# start of Raw records

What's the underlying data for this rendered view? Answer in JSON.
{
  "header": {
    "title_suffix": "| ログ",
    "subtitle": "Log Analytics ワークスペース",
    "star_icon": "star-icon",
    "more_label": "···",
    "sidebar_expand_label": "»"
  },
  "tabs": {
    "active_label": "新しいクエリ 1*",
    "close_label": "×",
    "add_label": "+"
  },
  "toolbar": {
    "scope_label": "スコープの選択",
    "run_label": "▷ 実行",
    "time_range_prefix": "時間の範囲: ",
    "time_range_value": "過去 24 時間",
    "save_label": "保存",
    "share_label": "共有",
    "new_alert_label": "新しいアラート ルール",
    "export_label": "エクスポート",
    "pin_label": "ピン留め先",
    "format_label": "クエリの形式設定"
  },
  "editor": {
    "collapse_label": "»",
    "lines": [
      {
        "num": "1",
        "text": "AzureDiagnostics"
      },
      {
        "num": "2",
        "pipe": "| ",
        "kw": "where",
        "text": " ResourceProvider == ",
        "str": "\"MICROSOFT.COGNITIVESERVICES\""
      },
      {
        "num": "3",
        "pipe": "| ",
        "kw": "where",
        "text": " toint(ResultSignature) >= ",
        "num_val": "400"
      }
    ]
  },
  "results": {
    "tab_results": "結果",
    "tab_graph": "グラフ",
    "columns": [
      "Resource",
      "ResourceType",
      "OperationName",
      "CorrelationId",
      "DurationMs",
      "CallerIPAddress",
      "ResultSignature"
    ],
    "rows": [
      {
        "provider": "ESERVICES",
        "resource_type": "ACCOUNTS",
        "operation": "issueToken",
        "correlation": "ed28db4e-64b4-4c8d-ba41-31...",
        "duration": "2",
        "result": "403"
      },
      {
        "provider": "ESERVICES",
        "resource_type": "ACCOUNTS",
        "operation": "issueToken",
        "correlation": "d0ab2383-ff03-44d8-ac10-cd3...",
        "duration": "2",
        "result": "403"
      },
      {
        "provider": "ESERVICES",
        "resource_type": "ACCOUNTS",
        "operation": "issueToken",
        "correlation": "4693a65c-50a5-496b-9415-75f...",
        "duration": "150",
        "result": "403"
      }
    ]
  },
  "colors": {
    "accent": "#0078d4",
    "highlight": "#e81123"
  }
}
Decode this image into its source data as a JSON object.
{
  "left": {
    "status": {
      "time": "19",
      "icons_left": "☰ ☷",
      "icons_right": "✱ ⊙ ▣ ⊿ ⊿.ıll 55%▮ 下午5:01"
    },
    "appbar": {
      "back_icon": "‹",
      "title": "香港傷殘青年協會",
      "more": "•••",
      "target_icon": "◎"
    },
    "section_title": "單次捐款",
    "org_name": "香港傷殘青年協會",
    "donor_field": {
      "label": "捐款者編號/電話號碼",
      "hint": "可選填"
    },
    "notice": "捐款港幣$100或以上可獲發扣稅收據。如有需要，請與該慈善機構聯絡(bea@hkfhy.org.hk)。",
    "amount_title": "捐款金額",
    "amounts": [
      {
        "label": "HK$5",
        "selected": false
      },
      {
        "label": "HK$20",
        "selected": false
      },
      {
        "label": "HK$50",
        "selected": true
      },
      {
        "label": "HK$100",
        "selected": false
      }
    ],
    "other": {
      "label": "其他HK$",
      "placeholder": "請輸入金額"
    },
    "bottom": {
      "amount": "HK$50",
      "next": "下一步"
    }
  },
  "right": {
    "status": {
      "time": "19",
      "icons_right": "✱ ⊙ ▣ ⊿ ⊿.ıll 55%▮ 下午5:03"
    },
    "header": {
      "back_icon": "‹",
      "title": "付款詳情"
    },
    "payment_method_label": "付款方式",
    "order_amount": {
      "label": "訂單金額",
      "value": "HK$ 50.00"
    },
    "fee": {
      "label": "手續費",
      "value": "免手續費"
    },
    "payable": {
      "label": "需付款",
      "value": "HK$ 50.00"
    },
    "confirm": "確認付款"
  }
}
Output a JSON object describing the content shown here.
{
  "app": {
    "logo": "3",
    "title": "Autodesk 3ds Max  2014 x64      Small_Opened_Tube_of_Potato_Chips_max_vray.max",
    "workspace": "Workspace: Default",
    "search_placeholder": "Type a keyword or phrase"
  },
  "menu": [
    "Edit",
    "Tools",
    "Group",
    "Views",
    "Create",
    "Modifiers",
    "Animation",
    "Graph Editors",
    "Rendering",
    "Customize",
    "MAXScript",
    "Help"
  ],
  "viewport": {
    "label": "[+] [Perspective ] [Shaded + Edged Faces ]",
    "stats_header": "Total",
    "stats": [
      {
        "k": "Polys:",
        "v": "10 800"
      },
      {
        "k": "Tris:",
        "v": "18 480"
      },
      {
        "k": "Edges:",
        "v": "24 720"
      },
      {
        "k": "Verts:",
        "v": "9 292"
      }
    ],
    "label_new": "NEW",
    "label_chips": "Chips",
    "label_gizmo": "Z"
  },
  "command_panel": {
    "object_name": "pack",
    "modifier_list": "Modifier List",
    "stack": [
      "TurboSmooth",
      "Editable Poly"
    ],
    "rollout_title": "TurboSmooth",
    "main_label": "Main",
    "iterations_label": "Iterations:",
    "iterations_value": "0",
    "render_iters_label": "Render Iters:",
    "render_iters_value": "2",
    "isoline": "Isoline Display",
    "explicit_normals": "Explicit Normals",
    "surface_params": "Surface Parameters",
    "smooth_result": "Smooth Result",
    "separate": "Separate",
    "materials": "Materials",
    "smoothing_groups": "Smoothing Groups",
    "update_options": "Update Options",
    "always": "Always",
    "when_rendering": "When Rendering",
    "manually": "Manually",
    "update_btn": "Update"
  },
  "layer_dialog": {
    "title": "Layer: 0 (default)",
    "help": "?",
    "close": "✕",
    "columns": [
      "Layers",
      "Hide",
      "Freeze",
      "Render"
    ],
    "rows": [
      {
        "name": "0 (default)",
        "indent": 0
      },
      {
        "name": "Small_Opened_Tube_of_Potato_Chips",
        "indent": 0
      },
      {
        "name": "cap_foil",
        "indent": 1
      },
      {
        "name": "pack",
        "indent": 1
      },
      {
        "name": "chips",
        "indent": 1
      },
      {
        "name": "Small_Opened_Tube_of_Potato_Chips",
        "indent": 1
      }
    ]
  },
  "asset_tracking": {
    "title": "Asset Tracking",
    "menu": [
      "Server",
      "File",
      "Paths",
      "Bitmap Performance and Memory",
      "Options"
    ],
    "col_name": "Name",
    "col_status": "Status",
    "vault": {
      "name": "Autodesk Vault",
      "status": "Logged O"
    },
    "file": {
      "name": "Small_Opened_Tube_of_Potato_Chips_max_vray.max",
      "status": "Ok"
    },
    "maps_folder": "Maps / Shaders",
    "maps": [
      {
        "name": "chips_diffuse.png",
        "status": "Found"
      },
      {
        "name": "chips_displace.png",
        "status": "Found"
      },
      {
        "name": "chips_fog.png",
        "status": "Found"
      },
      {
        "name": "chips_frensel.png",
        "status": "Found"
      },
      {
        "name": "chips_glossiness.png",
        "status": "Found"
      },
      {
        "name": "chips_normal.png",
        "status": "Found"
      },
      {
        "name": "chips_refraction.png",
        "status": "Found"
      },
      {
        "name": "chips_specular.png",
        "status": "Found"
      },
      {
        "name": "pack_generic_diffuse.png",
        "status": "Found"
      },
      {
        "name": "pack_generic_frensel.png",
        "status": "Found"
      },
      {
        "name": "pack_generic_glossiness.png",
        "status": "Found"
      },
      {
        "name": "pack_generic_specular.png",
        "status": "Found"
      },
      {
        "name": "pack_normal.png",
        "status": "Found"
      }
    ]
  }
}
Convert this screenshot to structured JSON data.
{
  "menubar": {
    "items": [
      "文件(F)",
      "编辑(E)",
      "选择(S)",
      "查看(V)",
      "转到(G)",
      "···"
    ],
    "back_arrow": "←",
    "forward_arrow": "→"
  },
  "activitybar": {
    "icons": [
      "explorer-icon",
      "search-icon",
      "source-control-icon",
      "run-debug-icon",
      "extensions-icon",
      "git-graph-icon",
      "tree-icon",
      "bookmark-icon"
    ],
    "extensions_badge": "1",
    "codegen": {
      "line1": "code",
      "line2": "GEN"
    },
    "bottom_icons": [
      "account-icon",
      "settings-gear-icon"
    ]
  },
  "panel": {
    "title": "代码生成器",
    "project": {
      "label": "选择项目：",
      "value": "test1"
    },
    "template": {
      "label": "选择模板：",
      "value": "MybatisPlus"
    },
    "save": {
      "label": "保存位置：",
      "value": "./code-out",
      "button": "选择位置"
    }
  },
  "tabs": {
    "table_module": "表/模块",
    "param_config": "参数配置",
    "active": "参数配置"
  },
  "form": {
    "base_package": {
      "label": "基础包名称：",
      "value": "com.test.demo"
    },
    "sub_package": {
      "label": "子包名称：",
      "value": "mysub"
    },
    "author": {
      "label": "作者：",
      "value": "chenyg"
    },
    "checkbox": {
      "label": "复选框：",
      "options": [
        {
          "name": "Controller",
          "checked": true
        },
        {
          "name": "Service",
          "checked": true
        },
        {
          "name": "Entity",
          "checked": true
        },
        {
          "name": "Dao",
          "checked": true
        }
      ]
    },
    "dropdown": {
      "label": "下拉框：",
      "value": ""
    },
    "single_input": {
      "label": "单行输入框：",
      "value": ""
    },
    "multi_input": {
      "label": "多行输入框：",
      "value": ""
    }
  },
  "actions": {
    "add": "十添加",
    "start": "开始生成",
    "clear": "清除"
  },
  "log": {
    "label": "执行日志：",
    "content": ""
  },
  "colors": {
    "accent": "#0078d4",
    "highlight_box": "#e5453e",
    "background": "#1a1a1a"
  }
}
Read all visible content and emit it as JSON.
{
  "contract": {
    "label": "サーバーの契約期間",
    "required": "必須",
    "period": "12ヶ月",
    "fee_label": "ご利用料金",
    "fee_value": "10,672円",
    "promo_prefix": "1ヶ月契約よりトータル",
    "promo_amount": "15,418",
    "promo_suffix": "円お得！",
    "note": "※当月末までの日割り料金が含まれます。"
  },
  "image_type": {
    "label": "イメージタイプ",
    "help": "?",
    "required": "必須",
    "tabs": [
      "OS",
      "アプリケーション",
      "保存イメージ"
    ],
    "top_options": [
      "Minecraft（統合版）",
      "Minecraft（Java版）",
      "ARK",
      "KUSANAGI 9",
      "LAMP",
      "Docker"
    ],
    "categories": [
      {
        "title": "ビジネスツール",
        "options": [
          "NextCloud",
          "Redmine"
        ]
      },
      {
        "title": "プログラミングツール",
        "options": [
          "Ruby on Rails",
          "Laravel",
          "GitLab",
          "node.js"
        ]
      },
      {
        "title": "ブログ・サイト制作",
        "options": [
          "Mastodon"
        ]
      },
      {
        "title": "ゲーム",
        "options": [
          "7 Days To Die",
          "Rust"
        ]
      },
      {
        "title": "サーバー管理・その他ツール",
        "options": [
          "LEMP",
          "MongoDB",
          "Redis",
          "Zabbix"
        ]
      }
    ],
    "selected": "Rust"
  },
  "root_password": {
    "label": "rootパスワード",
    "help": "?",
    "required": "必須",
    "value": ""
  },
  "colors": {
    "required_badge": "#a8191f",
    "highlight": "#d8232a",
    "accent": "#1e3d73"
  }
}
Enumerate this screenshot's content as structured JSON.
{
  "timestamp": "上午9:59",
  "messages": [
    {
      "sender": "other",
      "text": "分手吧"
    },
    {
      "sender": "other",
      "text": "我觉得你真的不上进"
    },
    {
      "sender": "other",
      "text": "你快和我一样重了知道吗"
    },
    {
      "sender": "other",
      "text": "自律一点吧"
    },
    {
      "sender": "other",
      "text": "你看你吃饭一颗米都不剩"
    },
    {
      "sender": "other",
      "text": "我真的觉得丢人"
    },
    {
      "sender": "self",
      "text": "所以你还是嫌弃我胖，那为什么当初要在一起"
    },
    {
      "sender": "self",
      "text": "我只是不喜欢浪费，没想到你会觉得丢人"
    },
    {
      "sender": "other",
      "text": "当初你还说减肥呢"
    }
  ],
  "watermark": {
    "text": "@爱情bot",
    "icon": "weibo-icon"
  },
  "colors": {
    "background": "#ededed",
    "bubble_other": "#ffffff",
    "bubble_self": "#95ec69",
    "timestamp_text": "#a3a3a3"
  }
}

# end of Raw records

Say, as a bare number, how many lines in the entries above include the string "TurboSmooth".

2